-- begin EXTRACTED DATA --

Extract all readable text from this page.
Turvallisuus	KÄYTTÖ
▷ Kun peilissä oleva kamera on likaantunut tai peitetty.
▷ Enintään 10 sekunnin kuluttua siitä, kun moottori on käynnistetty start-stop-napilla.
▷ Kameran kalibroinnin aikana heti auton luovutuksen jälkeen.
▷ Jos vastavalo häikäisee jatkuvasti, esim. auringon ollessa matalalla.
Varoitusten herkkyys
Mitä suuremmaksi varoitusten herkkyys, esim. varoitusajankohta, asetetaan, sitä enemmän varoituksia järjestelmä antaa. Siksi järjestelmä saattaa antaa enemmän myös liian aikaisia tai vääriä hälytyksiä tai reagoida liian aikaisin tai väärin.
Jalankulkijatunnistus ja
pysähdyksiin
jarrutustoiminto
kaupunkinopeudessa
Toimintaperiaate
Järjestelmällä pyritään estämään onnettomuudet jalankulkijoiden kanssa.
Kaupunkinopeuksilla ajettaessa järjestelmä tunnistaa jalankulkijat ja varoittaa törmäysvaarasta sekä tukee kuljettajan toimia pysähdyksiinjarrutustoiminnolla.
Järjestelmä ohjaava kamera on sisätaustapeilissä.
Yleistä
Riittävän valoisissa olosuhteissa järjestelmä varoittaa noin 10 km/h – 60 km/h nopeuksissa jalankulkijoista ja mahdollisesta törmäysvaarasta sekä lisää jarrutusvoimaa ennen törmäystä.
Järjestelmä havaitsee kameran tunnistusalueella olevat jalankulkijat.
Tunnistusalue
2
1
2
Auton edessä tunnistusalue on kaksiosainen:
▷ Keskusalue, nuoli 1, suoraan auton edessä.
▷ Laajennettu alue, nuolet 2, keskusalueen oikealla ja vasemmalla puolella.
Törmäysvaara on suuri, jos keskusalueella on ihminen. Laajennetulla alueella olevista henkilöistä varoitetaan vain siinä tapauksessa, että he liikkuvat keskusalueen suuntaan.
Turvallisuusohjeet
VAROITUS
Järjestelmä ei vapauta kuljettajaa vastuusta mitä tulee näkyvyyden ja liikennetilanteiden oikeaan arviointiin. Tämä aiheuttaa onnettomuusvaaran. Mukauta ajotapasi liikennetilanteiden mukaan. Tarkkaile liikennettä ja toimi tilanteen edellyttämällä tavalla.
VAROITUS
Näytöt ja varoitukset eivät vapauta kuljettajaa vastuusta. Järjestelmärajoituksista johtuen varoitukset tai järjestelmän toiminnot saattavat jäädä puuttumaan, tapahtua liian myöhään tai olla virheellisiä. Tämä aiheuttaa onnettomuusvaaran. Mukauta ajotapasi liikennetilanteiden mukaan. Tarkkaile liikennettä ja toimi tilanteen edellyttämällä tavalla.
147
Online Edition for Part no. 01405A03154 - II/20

-- end EXTRACTED DATA --

_PROBLEM TO WORK ON_
Your task is to transcribe the material exactly.

_THE SOLUTION_
Extract all readable text from this page.
Turvallisuus	KÄYTTÖ
▷ Kun peilissä oleva kamera on likaantunut tai peitetty.
▷ Enintään 10 sekunnin kuluttua siitä, kun moottori on käynnistetty start-stop-napilla.
▷ Kameran kalibroinnin aikana heti auton luovutuksen jälkeen.
▷ Jos vastavalo häikäisee jatkuvasti, esim. auringon ollessa matalalla.
Varoitusten herkkyys
Mitä suuremmaksi varoitusten herkkyys, esim. varoitusajankohta, asetetaan, sitä enemmän varoituksia järjestelmä antaa. Siksi järjestelmä saattaa antaa enemmän myös liian aikaisia tai vääriä hälytyksiä tai reagoida liian aikaisin tai väärin.
Jalankulkijatunnistus ja
pysähdyksiin
jarrutustoiminto
kaupunkinopeudessa
Toimintaperiaate
Järjestelmällä pyritään estämään onnettomuudet jalankulkijoiden kanssa.
Kaupunkinopeuksilla ajettaessa järjestelmä tunnistaa jalankulkijat ja varoittaa törmäysvaarasta sekä tukee kuljettajan toimia pysähdyksiinjarrutustoiminnolla.
Järjestelmä ohjaava kamera on sisätaustapeilissä.
Yleistä
Riittävän valoisissa olosuhteissa järjestelmä varoittaa noin 10 km/h – 60 km/h nopeuksissa jalankulkijoista ja mahdollisesta törmäysvaarasta sekä lisää jarrutusvoimaa ennen törmäystä.
Järjestelmä havaitsee kameran tunnistusalueella olevat jalankulkijat.
Tunnistusalue
2
1
2
Auton edessä tunnistusalue on kaksiosainen:
▷ Keskusalue, nuoli 1, suoraan auton edessä.
▷ Laajennettu alue, nuolet 2, keskusalueen oikealla ja vasemmalla puolella.
Törmäysvaara on suuri, jos keskusalueella on ihminen. Laajennetulla alueella olevista henkilöistä varoitetaan vain siinä tapauksessa, että he liikkuvat keskusalueen suuntaan.
Turvallisuusohjeet
VAROITUS
Järjestelmä ei vapauta kuljettajaa vastuusta mitä tulee näkyvyyden ja liikennetilanteiden oikeaan arviointiin. Tämä aiheuttaa onnettomuusvaaran. Mukauta ajotapasi liikennetilanteiden mukaan. Tarkkaile liikennettä ja toimi tilanteen edellyttämällä tavalla.
VAROITUS
Näytöt ja varoitukset eivät vapauta kuljettajaa vastuusta. Järjestelmärajoituksista johtuen varoitukset tai järjestelmän toiminnot saattavat jäädä puuttumaan, tapahtua liian myöhään tai olla virheellisiä. Tämä aiheuttaa onnettomuusvaaran. Mukauta ajotapasi liikennetilanteiden mukaan. Tarkkaile liikennettä ja toimi tilanteen edellyttämällä tavalla.
147
Online Edition for Part no. 01405A03154 - II/20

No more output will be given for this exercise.